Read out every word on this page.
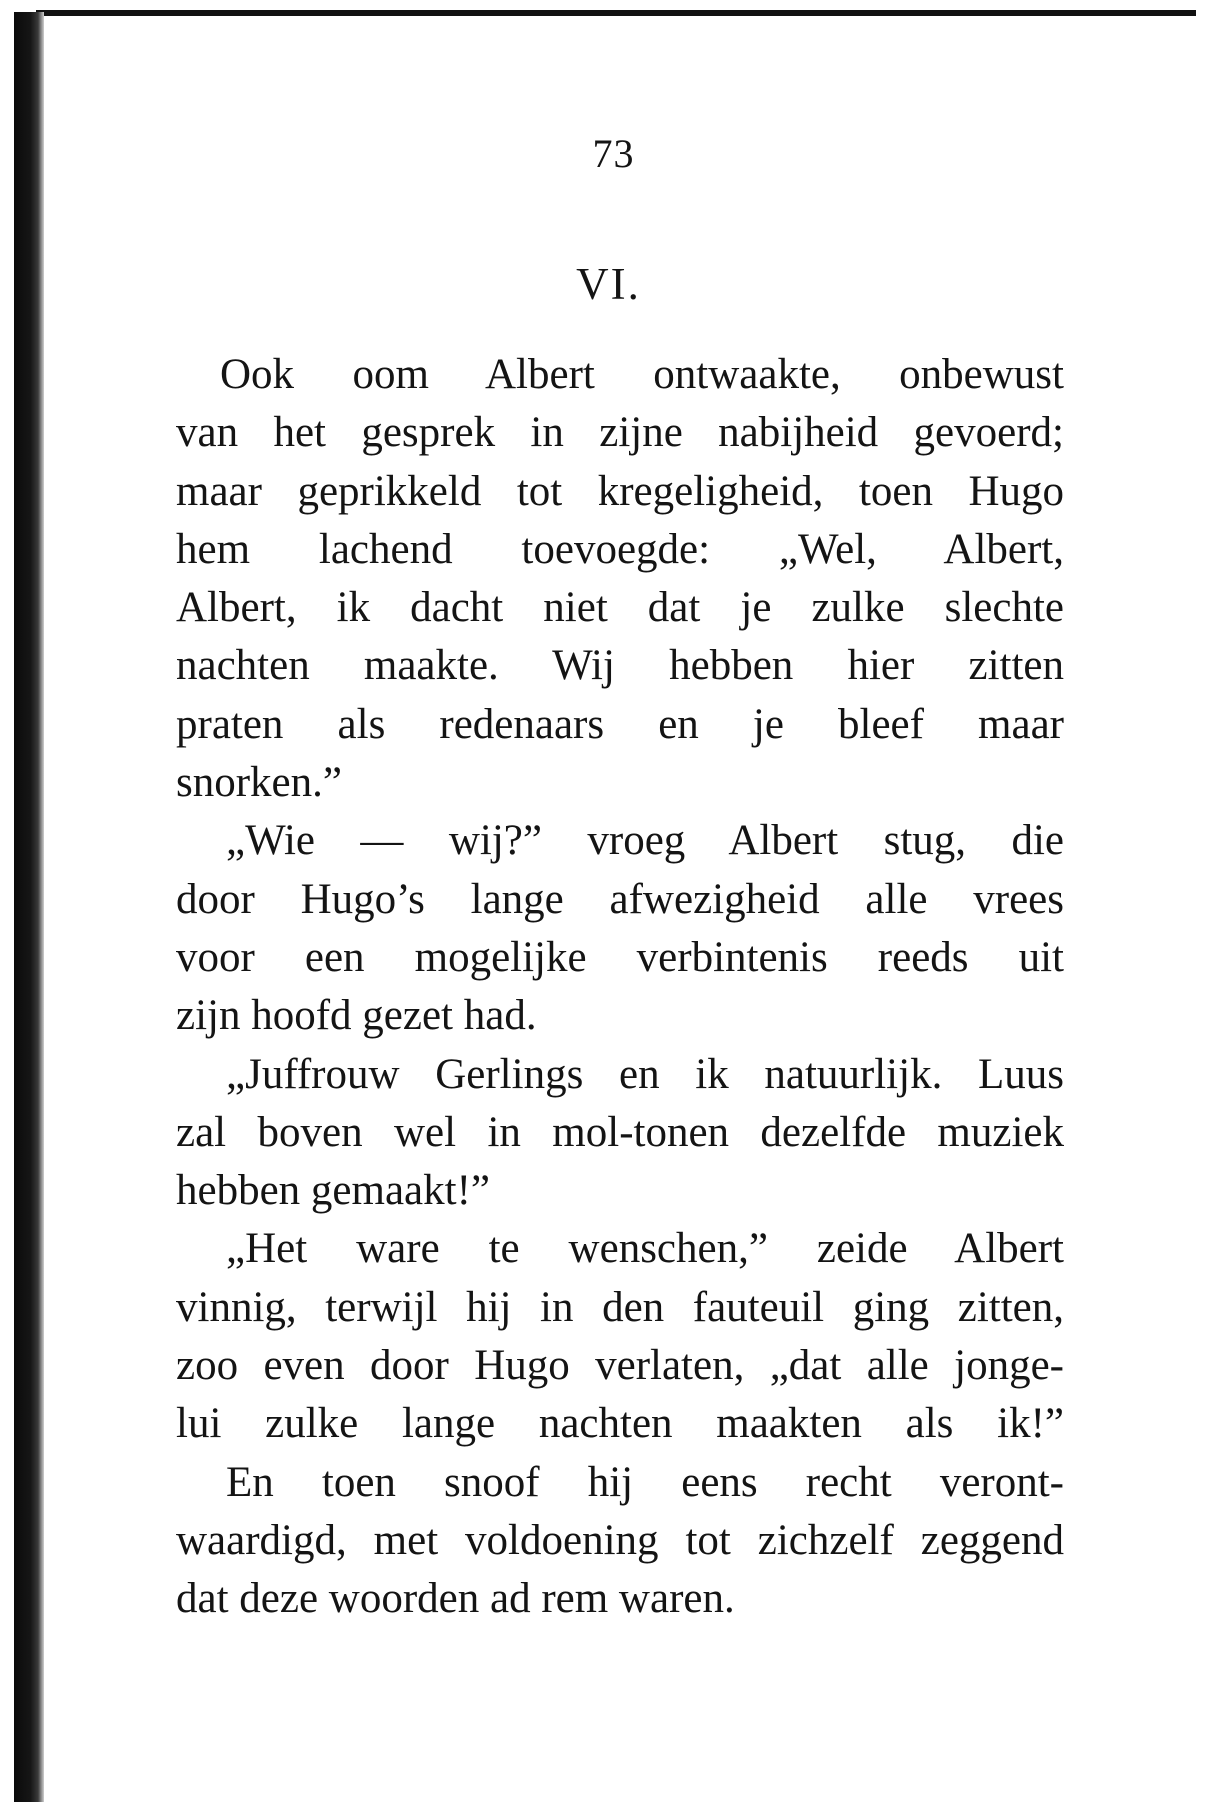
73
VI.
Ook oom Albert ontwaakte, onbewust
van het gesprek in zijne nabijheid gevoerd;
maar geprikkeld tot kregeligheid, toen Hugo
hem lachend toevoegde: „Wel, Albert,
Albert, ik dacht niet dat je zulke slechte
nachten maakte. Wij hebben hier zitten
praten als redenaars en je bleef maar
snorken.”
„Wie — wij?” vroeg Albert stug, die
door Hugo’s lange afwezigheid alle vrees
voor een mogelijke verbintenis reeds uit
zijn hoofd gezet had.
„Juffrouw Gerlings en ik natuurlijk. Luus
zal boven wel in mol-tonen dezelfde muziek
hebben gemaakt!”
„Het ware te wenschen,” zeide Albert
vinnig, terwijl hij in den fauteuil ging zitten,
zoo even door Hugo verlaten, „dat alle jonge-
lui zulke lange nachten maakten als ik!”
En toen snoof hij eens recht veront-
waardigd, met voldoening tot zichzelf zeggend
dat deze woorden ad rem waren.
* * *
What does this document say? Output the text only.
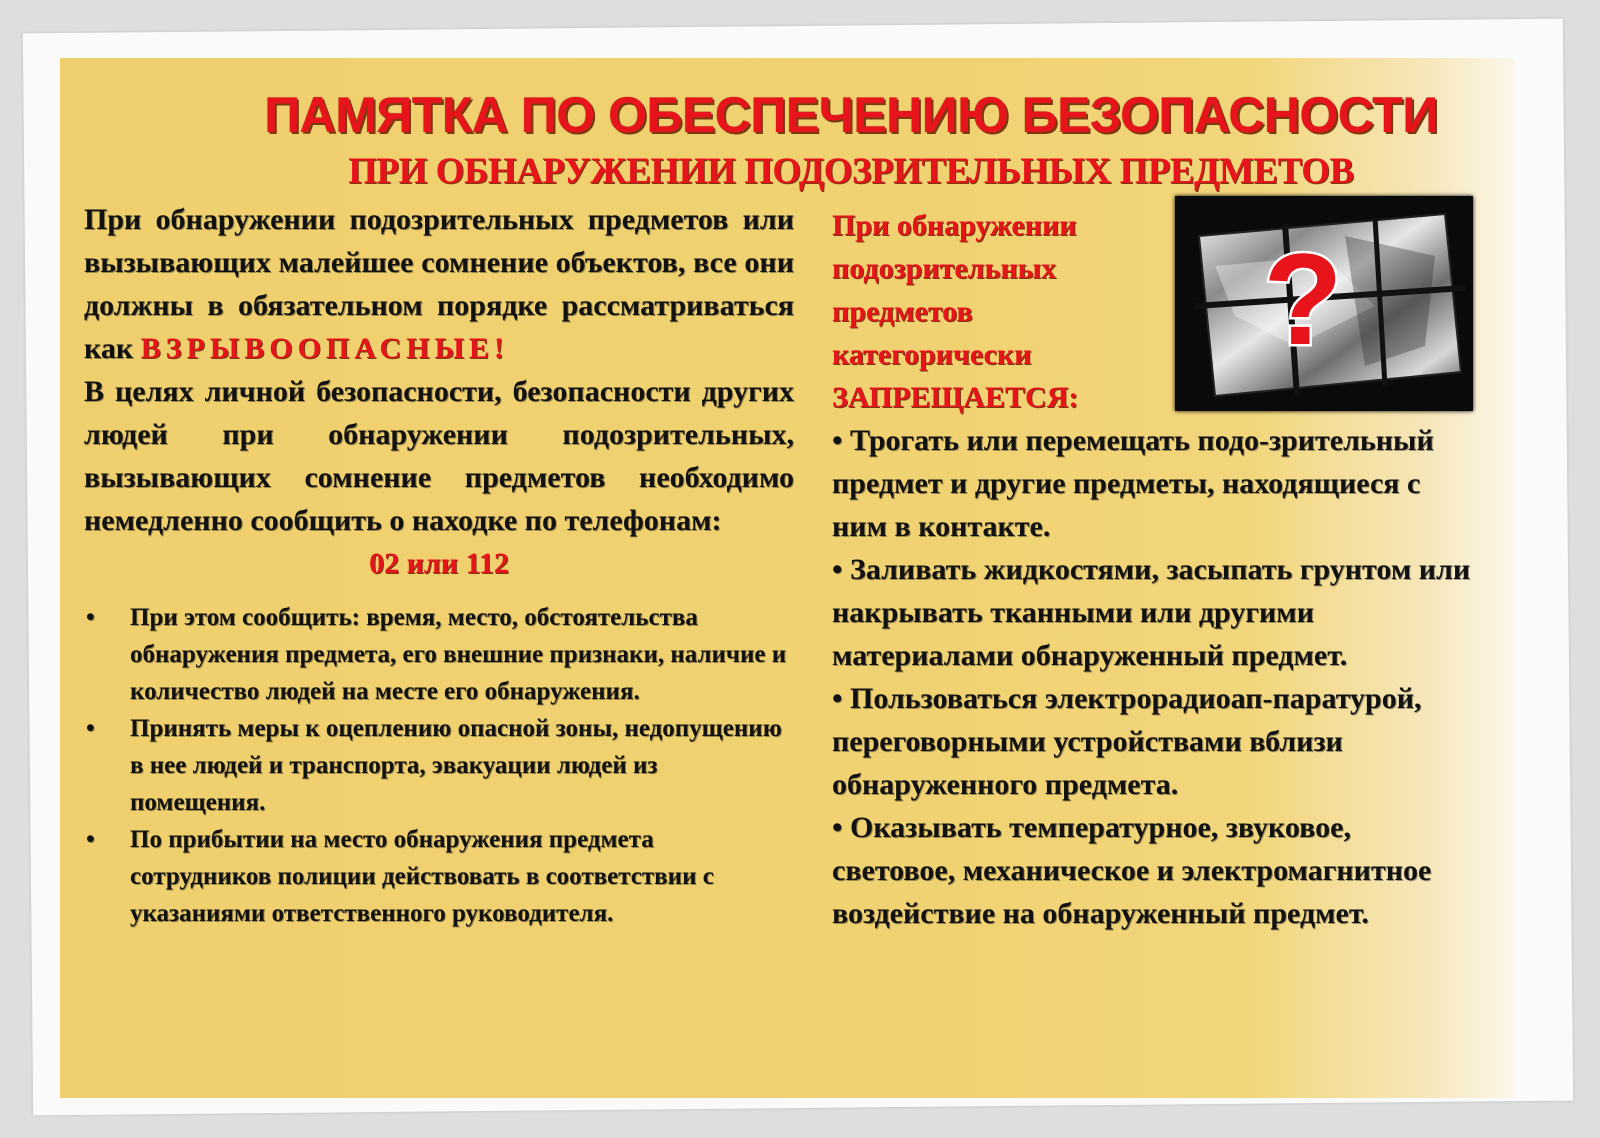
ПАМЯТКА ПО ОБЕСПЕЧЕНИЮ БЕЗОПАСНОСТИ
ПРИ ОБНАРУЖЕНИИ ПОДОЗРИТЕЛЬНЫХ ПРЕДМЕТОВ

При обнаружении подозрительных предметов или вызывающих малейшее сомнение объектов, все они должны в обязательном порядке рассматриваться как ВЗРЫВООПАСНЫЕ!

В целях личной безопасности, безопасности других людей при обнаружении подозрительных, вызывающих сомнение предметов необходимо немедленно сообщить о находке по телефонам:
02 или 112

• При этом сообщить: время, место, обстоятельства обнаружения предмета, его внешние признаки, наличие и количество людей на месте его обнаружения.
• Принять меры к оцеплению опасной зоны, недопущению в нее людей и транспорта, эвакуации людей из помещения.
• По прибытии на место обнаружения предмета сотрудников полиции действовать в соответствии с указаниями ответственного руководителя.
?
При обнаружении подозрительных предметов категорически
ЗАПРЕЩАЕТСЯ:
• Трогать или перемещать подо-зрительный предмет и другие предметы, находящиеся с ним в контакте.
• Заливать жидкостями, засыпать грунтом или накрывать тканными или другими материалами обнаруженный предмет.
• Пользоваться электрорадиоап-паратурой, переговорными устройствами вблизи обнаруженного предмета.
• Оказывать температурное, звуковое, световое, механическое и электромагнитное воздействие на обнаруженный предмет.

• What you need to do
A single figure is required: the number of lines above in which the word "Albert" occurs.

• Answer
5